*MATERIALS PROVIDED*:
══════════════════════════════

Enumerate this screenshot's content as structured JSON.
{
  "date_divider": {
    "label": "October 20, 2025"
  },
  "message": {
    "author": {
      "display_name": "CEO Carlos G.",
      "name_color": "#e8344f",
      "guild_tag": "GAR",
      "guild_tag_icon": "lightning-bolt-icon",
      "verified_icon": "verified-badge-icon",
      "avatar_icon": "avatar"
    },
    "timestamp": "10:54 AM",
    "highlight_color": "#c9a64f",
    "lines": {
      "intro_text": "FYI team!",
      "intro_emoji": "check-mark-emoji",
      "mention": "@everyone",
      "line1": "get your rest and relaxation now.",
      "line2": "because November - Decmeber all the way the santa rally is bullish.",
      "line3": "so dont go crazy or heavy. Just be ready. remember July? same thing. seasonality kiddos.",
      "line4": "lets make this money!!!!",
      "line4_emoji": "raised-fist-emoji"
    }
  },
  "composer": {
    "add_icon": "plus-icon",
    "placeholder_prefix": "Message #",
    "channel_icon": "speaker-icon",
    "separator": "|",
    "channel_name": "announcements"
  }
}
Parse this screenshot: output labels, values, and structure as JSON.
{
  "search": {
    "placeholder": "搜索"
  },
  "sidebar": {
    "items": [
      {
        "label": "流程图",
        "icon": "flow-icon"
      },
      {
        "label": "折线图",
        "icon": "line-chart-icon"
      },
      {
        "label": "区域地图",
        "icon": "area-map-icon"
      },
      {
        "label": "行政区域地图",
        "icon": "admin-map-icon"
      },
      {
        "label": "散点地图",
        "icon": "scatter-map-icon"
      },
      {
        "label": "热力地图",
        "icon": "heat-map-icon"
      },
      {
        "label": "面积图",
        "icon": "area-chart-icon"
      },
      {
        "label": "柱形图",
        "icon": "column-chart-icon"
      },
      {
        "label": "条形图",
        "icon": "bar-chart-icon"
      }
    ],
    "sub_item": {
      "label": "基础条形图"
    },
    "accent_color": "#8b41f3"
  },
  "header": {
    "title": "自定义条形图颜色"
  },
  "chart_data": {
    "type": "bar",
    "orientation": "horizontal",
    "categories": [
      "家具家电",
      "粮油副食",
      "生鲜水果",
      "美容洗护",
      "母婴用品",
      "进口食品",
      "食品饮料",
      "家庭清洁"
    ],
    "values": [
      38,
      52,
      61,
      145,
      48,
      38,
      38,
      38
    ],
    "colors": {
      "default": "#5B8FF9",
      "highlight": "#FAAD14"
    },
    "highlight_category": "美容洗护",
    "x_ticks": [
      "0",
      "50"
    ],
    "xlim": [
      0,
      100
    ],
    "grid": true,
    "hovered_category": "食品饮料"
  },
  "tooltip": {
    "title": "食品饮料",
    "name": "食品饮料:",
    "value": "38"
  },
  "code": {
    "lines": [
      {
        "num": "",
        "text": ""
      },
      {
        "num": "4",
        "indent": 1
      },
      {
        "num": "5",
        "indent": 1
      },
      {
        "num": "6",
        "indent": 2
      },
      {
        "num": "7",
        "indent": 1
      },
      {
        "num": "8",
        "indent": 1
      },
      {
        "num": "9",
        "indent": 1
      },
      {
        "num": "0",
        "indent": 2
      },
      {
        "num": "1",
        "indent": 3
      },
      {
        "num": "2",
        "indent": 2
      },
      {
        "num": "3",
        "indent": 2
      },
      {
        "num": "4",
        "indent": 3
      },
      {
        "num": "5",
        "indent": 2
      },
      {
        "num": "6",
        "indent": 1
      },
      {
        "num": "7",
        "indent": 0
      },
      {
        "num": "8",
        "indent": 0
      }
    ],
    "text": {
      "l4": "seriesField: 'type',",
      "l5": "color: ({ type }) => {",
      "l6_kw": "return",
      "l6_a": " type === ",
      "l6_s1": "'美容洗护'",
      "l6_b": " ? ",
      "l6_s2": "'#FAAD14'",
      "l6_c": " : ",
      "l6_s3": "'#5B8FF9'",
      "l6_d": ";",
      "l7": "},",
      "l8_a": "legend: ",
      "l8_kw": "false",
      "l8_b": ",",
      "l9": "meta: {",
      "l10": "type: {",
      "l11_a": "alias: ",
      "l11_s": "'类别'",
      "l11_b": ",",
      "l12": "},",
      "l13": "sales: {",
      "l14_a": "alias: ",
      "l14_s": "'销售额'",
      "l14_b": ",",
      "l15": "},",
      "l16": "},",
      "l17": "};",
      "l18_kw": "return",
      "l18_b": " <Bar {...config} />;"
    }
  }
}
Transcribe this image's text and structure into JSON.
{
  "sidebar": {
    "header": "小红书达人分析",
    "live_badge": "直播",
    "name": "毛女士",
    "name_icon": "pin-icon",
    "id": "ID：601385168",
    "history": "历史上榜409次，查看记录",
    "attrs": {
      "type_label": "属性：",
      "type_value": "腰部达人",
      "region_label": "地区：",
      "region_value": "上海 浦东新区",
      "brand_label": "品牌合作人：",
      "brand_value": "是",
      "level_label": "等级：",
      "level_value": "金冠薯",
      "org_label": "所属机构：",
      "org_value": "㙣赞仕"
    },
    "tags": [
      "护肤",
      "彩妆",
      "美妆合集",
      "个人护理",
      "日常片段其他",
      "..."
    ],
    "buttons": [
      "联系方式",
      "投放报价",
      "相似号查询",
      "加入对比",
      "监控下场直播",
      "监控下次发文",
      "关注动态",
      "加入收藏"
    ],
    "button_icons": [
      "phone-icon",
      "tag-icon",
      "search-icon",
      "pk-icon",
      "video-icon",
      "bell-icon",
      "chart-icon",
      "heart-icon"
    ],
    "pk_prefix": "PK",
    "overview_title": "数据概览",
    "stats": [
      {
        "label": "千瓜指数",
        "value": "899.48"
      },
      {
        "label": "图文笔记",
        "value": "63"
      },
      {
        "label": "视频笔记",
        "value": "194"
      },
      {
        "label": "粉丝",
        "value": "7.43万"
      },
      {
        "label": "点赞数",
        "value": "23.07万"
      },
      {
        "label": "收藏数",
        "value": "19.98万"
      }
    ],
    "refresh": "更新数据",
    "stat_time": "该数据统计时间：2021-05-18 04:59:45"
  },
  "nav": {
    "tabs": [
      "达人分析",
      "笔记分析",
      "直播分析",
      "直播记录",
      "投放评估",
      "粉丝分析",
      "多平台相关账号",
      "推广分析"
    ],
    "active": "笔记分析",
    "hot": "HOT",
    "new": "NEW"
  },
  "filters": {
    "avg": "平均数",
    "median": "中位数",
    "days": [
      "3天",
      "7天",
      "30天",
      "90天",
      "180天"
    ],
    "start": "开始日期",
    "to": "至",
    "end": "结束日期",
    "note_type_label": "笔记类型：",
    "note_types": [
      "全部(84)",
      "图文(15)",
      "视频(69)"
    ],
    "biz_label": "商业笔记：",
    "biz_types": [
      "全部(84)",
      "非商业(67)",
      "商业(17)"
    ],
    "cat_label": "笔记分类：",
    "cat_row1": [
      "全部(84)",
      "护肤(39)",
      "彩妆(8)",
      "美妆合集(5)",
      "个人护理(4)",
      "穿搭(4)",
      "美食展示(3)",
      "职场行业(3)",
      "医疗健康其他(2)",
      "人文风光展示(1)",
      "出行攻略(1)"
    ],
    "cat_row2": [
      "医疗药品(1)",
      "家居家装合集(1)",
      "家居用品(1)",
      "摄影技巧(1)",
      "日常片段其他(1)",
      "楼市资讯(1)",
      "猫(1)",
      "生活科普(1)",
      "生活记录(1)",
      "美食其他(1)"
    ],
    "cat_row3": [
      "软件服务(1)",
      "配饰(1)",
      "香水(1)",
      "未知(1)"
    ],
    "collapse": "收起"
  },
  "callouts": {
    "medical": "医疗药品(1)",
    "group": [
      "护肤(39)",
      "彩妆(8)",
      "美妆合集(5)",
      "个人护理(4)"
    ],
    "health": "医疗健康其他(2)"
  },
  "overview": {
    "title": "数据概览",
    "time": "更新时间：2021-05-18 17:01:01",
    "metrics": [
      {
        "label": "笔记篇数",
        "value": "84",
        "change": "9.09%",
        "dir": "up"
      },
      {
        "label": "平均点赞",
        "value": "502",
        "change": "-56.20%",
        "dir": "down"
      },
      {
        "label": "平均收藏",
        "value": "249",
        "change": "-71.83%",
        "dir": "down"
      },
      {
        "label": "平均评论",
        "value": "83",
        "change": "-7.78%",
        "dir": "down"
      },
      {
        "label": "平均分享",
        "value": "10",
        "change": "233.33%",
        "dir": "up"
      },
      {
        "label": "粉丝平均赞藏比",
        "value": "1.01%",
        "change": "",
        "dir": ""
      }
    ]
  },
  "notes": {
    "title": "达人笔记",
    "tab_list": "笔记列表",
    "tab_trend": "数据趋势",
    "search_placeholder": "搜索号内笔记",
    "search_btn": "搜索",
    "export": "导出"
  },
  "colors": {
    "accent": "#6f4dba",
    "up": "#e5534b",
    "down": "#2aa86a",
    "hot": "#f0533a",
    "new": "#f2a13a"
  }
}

══════════════════════════════

*WORK INSTRUCTIONS*:
From the material above, gather all lines that include the string "this" and copy them.

*ANSWER TO THE PROBLEM*:
Enumerate this screenshot's content as structured JSON.
      "line4": "lets make this money!!!!",
Parse this screenshot: output labels, values, and structure as JSON.
Transcribe this image's text and structure into JSON.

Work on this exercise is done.